Goal
Echo the data below word for word, reproducing every line without changes.

Provided information
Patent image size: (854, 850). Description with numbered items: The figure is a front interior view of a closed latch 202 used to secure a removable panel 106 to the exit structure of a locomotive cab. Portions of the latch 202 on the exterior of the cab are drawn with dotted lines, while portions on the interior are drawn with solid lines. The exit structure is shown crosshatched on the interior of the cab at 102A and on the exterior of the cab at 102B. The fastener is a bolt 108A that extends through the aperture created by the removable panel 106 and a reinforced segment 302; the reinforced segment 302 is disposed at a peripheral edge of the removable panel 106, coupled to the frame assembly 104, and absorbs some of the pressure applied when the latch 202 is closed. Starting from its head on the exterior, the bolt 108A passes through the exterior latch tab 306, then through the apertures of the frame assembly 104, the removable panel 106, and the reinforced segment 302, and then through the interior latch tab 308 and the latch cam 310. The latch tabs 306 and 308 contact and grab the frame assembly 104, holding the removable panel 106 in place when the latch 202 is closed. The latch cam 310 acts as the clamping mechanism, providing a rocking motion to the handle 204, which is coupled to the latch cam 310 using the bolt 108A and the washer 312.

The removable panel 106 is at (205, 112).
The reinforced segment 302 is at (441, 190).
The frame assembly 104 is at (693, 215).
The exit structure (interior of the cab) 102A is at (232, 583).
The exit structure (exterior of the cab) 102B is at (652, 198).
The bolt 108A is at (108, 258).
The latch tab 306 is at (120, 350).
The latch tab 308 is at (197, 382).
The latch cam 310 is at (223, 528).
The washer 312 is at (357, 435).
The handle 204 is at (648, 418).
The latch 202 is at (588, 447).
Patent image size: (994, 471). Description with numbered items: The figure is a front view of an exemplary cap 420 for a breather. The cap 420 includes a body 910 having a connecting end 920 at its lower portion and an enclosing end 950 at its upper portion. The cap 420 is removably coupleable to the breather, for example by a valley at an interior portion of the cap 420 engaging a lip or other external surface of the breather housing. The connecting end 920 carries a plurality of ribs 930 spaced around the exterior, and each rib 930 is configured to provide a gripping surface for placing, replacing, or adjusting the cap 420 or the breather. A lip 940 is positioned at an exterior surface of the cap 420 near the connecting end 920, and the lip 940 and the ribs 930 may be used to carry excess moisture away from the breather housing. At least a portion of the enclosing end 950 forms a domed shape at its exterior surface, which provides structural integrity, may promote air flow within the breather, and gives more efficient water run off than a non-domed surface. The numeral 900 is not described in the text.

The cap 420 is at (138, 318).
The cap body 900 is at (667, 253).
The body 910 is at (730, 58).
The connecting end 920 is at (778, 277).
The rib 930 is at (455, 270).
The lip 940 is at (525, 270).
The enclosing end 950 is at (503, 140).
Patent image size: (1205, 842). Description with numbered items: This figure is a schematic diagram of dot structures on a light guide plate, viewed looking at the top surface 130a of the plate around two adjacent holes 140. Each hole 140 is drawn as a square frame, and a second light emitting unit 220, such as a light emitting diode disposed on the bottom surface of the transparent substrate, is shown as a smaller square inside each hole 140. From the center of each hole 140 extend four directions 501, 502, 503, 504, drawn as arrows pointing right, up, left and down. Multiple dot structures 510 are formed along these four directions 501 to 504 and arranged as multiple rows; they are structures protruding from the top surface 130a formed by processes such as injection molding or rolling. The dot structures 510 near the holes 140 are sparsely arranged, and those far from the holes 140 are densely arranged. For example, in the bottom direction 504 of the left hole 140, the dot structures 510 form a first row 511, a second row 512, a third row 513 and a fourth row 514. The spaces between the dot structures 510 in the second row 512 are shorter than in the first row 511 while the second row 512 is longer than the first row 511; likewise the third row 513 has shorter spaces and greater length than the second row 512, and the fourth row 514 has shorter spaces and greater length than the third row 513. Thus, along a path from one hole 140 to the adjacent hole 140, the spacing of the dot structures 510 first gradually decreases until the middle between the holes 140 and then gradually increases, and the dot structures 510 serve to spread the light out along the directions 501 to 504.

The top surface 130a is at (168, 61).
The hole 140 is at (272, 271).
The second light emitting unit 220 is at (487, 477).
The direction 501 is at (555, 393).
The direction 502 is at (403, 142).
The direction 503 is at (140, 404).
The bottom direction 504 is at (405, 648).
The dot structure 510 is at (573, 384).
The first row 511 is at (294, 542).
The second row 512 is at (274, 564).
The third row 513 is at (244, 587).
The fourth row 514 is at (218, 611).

Written solution
Patent image size: (854, 850). Description with numbered items: The figure is a front interior view of a closed latch 202 used to secure a removable panel 106 to the exit structure of a locomotive cab. Portions of the latch 202 on the exterior of the cab are drawn with dotted lines, while portions on the interior are drawn with solid lines. The exit structure is shown crosshatched on the interior of the cab at 102A and on the exterior of the cab at 102B. The fastener is a bolt 108A that extends through the aperture created by the removable panel 106 and a reinforced segment 302; the reinforced segment 302 is disposed at a peripheral edge of the removable panel 106, coupled to the frame assembly 104, and absorbs some of the pressure applied when the latch 202 is closed. Starting from its head on the exterior, the bolt 108A passes through the exterior latch tab 306, then through the apertures of the frame assembly 104, the removable panel 106, and the reinforced segment 302, and then through the interior latch tab 308 and the latch cam 310. The latch tabs 306 and 308 contact and grab the frame assembly 104, holding the removable panel 106 in place when the latch 202 is closed. The latch cam 310 acts as the clamping mechanism, providing a rocking motion to the handle 204, which is coupled to the latch cam 310 using the bolt 108A and the washer 312.

The removable panel 106 is at (205, 112).
The reinforced segment 302 is at (441, 190).
The frame assembly 104 is at (693, 215).
The exit structure (interior of the cab) 102A is at (232, 583).
The exit structure (exterior of the cab) 102B is at (652, 198).
The bolt 108A is at (108, 258).
The latch tab 306 is at (120, 350).
The latch tab 308 is at (197, 382).
The latch cam 310 is at (223, 528).
The washer 312 is at (357, 435).
The handle 204 is at (648, 418).
The latch 202 is at (588, 447).
Patent image size: (994, 471). Description with numbered items: The figure is a front view of an exemplary cap 420 for a breather. The cap 420 includes a body 910 having a connecting end 920 at its lower portion and an enclosing end 950 at its upper portion. The cap 420 is removably coupleable to the breather, for example by a valley at an interior portion of the cap 420 engaging a lip or other external surface of the breather housing. The connecting end 920 carries a plurality of ribs 930 spaced around the exterior, and each rib 930 is configured to provide a gripping surface for placing, replacing, or adjusting the cap 420 or the breather. A lip 940 is positioned at an exterior surface of the cap 420 near the connecting end 920, and the lip 940 and the ribs 930 may be used to carry excess moisture away from the breather housing. At least a portion of the enclosing end 950 forms a domed shape at its exterior surface, which provides structural integrity, may promote air flow within the breather, and gives more efficient water run off than a non-domed surface. The numeral 900 is not described in the text.

The cap 420 is at (138, 318).
The cap body 900 is at (667, 253).
The body 910 is at (730, 58).
The connecting end 920 is at (778, 277).
The rib 930 is at (455, 270).
The lip 940 is at (525, 270).
The enclosing end 950 is at (503, 140).
Patent image size: (1205, 842). Description with numbered items: This figure is a schematic diagram of dot structures on a light guide plate, viewed looking at the top surface 130a of the plate around two adjacent holes 140. Each hole 140 is drawn as a square frame, and a second light emitting unit 220, such as a light emitting diode disposed on the bottom surface of the transparent substrate, is shown as a smaller square inside each hole 140. From the center of each hole 140 extend four directions 501, 502, 503, 504, drawn as arrows pointing right, up, left and down. Multiple dot structures 510 are formed along these four directions 501 to 504 and arranged as multiple rows; they are structures protruding from the top surface 130a formed by processes such as injection molding or rolling. The dot structures 510 near the holes 140 are sparsely arranged, and those far from the holes 140 are densely arranged. For example, in the bottom direction 504 of the left hole 140, the dot structures 510 form a first row 511, a second row 512, a third row 513 and a fourth row 514. The spaces between the dot structures 510 in the second row 512 are shorter than in the first row 511 while the second row 512 is longer than the first row 511; likewise the third row 513 has shorter spaces and greater length than the second row 512, and the fourth row 514 has shorter spaces and greater length than the third row 513. Thus, along a path from one hole 140 to the adjacent hole 140, the spacing of the dot structures 510 first gradually decreases until the middle between the holes 140 and then gradually increases, and the dot structures 510 serve to spread the light out along the directions 501 to 504.

The top surface 130a is at (168, 61).
The hole 140 is at (272, 271).
The second light emitting unit 220 is at (487, 477).
The direction 501 is at (555, 393).
The direction 502 is at (403, 142).
The direction 503 is at (140, 404).
The bottom direction 504 is at (405, 648).
The dot structure 510 is at (573, 384).
The first row 511 is at (294, 542).
The second row 512 is at (274, 564).
The third row 513 is at (244, 587).
The fourth row 514 is at (218, 611).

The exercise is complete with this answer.